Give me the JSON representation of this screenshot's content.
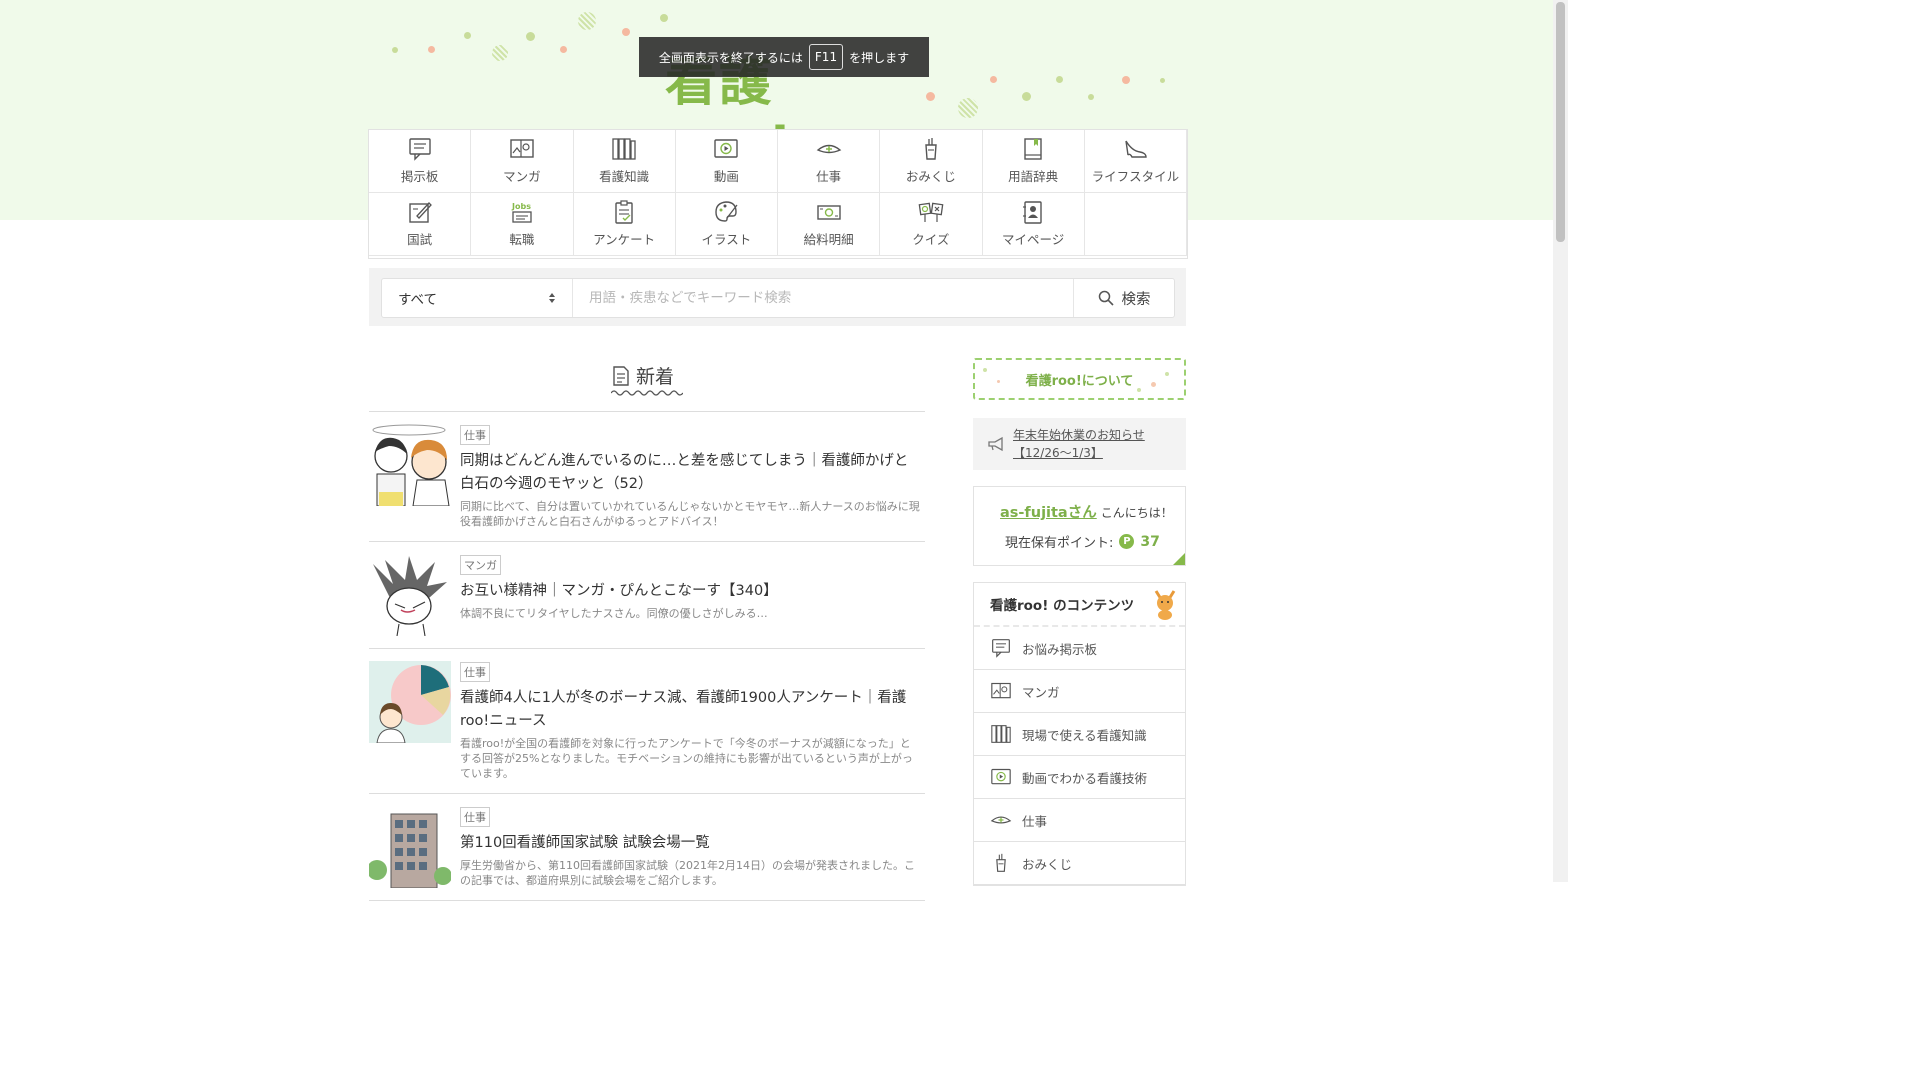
{
  "fullscreen_toast": {
    "before": "全画面表示を終了するには",
    "key": "F11",
    "after": "を押します"
  },
  "logo": {
    "text": "看護roo!"
  },
  "colors": {
    "brand_green": "#86b94a",
    "hero_bg": "#f0faea",
    "link_green": "#7eb04a"
  },
  "nav": {
    "items": [
      {
        "label": "掲示板",
        "icon": "bulletin-board-icon"
      },
      {
        "label": "マンガ",
        "icon": "manga-icon"
      },
      {
        "label": "看護知識",
        "icon": "books-icon"
      },
      {
        "label": "動画",
        "icon": "video-icon"
      },
      {
        "label": "仕事",
        "icon": "nurse-cap-icon"
      },
      {
        "label": "おみくじ",
        "icon": "omikuji-icon"
      },
      {
        "label": "用語辞典",
        "icon": "dictionary-icon"
      },
      {
        "label": "ライフスタイル",
        "icon": "high-heel-icon"
      },
      {
        "label": "国試",
        "icon": "exam-icon"
      },
      {
        "label": "転職",
        "icon": "jobs-icon"
      },
      {
        "label": "アンケート",
        "icon": "survey-icon"
      },
      {
        "label": "イラスト",
        "icon": "palette-icon"
      },
      {
        "label": "給料明細",
        "icon": "money-icon"
      },
      {
        "label": "クイズ",
        "icon": "quiz-icon"
      },
      {
        "label": "マイページ",
        "icon": "mypage-icon"
      }
    ]
  },
  "search": {
    "category": "すべて",
    "placeholder": "用語・疾患などでキーワード検索",
    "button": "検索"
  },
  "section": {
    "title": "新着"
  },
  "articles": [
    {
      "tag": "仕事",
      "title": "同期はどんどん進んでいるのに…と差を感じてしまう｜看護師かげと白石の今週のモヤッと（52）",
      "desc": "同期に比べて、自分は置いていかれているんじゃないかとモヤモヤ…新人ナースのお悩みに現役看護師かげさんと白石さんがゆるっとアドバイス！"
    },
    {
      "tag": "マンガ",
      "title": "お互い様精神｜マンガ・ぴんとこなーす【340】",
      "desc": "体調不良にてリタイヤしたナスさん。同僚の優しさがしみる…"
    },
    {
      "tag": "仕事",
      "title": "看護師4人に1人が冬のボーナス減、看護師1900人アンケート｜看護roo!ニュース",
      "desc": "看護roo!が全国の看護師を対象に行ったアンケートで「今冬のボーナスが減額になった」とする回答が25%となりました。モチベーションの維持にも影響が出ているという声が上がっています。"
    },
    {
      "tag": "仕事",
      "title": "第110回看護師国家試験 試験会場一覧",
      "desc": "厚生労働省から、第110回看護師国家試験（2021年2月14日）の会場が発表されました。この記事では、都道府県別に試験会場をご紹介します。"
    }
  ],
  "sidebar": {
    "about": "看護roo!について",
    "notice": {
      "line1": "年末年始休業のお知らせ",
      "line2": "【12/26～1/3】"
    },
    "user": {
      "name": "as-fujitaさん",
      "greeting": "こんにちは！",
      "points_label": "現在保有ポイント:",
      "points_badge": "P",
      "points": "37"
    },
    "contents": {
      "title": "看護roo! のコンテンツ",
      "items": [
        {
          "label": "お悩み掲示板"
        },
        {
          "label": "マンガ"
        },
        {
          "label": "現場で使える看護知識"
        },
        {
          "label": "動画でわかる看護技術"
        },
        {
          "label": "仕事"
        },
        {
          "label": "おみくじ"
        }
      ]
    }
  }
}
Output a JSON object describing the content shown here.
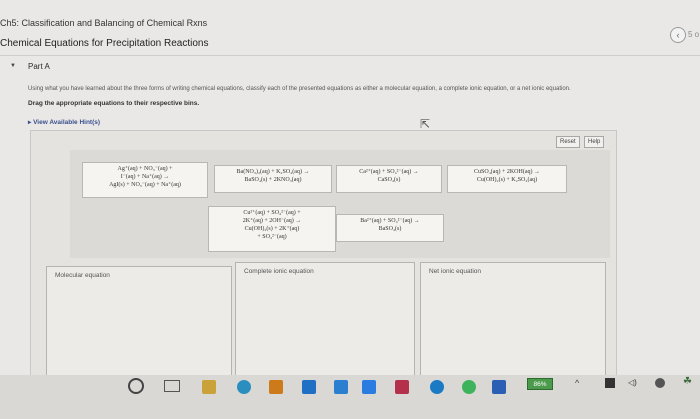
{
  "header": {
    "course_title": "Ch5: Classification and Balancing of Chemical Rxns",
    "assignment_title": "Chemical Equations for Precipitation Reactions",
    "page_indicator": "5 o"
  },
  "part": {
    "label": "Part A",
    "instruction": "Using what you have learned about the three forms of writing chemical equations, classify each of the presented equations as either a molecular equation, a complete ionic equation, or a net ionic equation.",
    "drag_instruction": "Drag the appropriate equations to their respective bins.",
    "hints_label": "View Available Hint(s)"
  },
  "buttons": {
    "reset": "Reset",
    "help": "Help"
  },
  "cards": [
    {
      "lines": [
        "Ag⁺(aq) + NO₃⁻(aq) +",
        "I⁻(aq) + Na⁺(aq) →",
        "AgI(s) + NO₃⁻(aq) + Na⁺(aq)"
      ]
    },
    {
      "lines": [
        "Ba(NO₃)₂(aq) + K₂SO₄(aq) →",
        "BaSO₄(s) + 2KNO₃(aq)"
      ]
    },
    {
      "lines": [
        "Ca²⁺(aq) + SO₄²⁻(aq) →",
        "CaSO₄(s)"
      ]
    },
    {
      "lines": [
        "CuSO₄(aq) + 2KOH(aq) →",
        "Cu(OH)₂(s) + K₂SO₄(aq)"
      ]
    },
    {
      "lines": [
        "Cu²⁺(aq) + SO₄²⁻(aq) +",
        "2K⁺(aq) + 2OH⁻(aq) →",
        "Cu(OH)₂(s) + 2K⁺(aq)",
        "+ SO₄²⁻(aq)"
      ]
    },
    {
      "lines": [
        "Ba²⁺(aq) + SO₄²⁻(aq) →",
        "BaSO₄(s)"
      ]
    }
  ],
  "bins": [
    {
      "label": "Molecular equation"
    },
    {
      "label": "Complete ionic equation"
    },
    {
      "label": "Net ionic equation"
    }
  ],
  "taskbar": {
    "battery": "86%",
    "icon_colors": [
      "#444444",
      "#c9a23a",
      "#2a8fbf",
      "#cc7a1a",
      "#1f6fc4",
      "#2a7fd1",
      "#b5304a",
      "#1a7ac4",
      "#2b7ce0",
      "#2e8b57"
    ]
  }
}
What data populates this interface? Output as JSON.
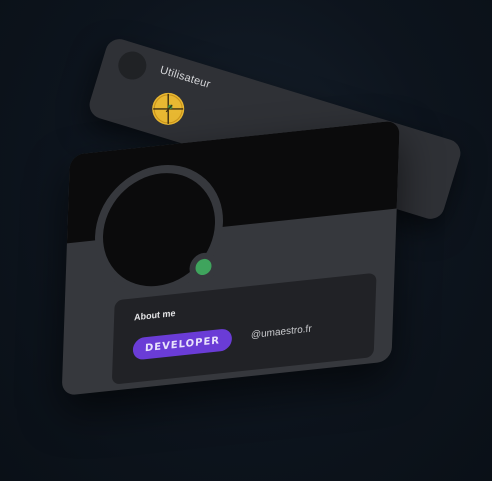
{
  "back_card": {
    "username": "Utilisateur",
    "badge_icon": "gold-compass-badge-icon"
  },
  "profile_card": {
    "about_title": "About me",
    "role_badge": "DEVELOPER",
    "handle": "@umaestro.fr",
    "status": "online",
    "colors": {
      "card": "#36383d",
      "banner": "#0b0b0c",
      "panel": "#212226",
      "status_online": "#3fa45d",
      "role_accent": "#6a3cd6",
      "badge_gold": "#e8b832"
    }
  }
}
****************************************
→ Instructions for the task
Quote only the lines that start at the line holding "What data populates" and end at the last line of the entries, including both of those lines, and omit every picture.

→ The reply
What data populates this interface? Output as JSON.
{
  "back_card": {
    "username": "Utilisateur",
    "badge_icon": "gold-compass-badge-icon"
  },
  "profile_card": {
    "about_title": "About me",
    "role_badge": "DEVELOPER",
    "handle": "@umaestro.fr",
    "status": "online",
    "colors": {
      "card": "#36383d",
      "banner": "#0b0b0c",
      "panel": "#212226",
      "status_online": "#3fa45d",
      "role_accent": "#6a3cd6",
      "badge_gold": "#e8b832"
    }
  }
}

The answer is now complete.